[Stored data entries]
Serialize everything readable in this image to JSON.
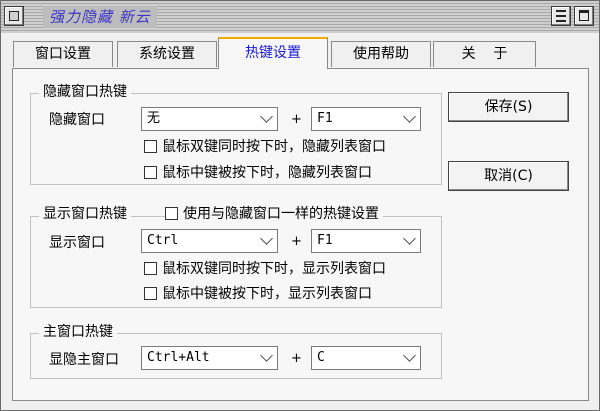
{
  "window": {
    "title": "强力隐藏 新云"
  },
  "tabs": [
    {
      "label": "窗口设置",
      "active": false
    },
    {
      "label": "系统设置",
      "active": false
    },
    {
      "label": "热键设置",
      "active": true
    },
    {
      "label": "使用帮助",
      "active": false
    },
    {
      "label": "关    于",
      "active": false
    }
  ],
  "hide_group": {
    "title": "隐藏窗口热键",
    "row_label": "隐藏窗口",
    "modifier": "无",
    "plus": "+",
    "key": "F1",
    "options": [
      {
        "label": "鼠标双键同时按下时，隐藏列表窗口",
        "checked": false
      },
      {
        "label": "鼠标中键被按下时，隐藏列表窗口",
        "checked": false
      }
    ]
  },
  "show_group": {
    "title": "显示窗口热键",
    "same_as_hide_label": "使用与隐藏窗口一样的热键设置",
    "row_label": "显示窗口",
    "modifier": "Ctrl",
    "plus": "+",
    "key": "F1",
    "options": [
      {
        "label": "鼠标双键同时按下时，显示列表窗口",
        "checked": false
      },
      {
        "label": "鼠标中键被按下时，显示列表窗口",
        "checked": false
      }
    ]
  },
  "main_group": {
    "title": "主窗口热键",
    "row_label": "显隐主窗口",
    "modifier": "Ctrl+Alt",
    "plus": "+",
    "key": "C"
  },
  "buttons": {
    "save": "保存(S)",
    "cancel": "取消(C)"
  }
}
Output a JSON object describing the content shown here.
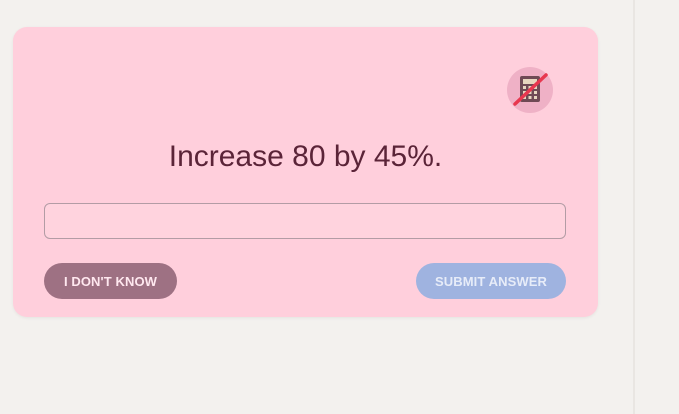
{
  "question": {
    "text": "Increase 80 by 45%."
  },
  "calculator_badge": {
    "icon": "calculator-disabled-icon",
    "colors": {
      "badge": "#efb1c6",
      "slash": "#e8374f"
    }
  },
  "answer_input": {
    "value": "",
    "placeholder": ""
  },
  "buttons": {
    "dont_know": "I DON'T KNOW",
    "submit": "SUBMIT ANSWER"
  },
  "colors": {
    "card": "#ffcfdc",
    "text": "#5b2438",
    "dont_know_button": "#9e7183",
    "submit_button": "#9fb3e0",
    "background": "#f3f1ee"
  }
}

## WHAT YOU NEED TO DO
Copy out each line of the material that holds the word "鼠标双键同时按下时".

## RESULT OF THIS EXERCISE
        "label": "鼠标双键同时按下时，隐藏列表窗口",
        "label": "鼠标双键同时按下时，显示列表窗口",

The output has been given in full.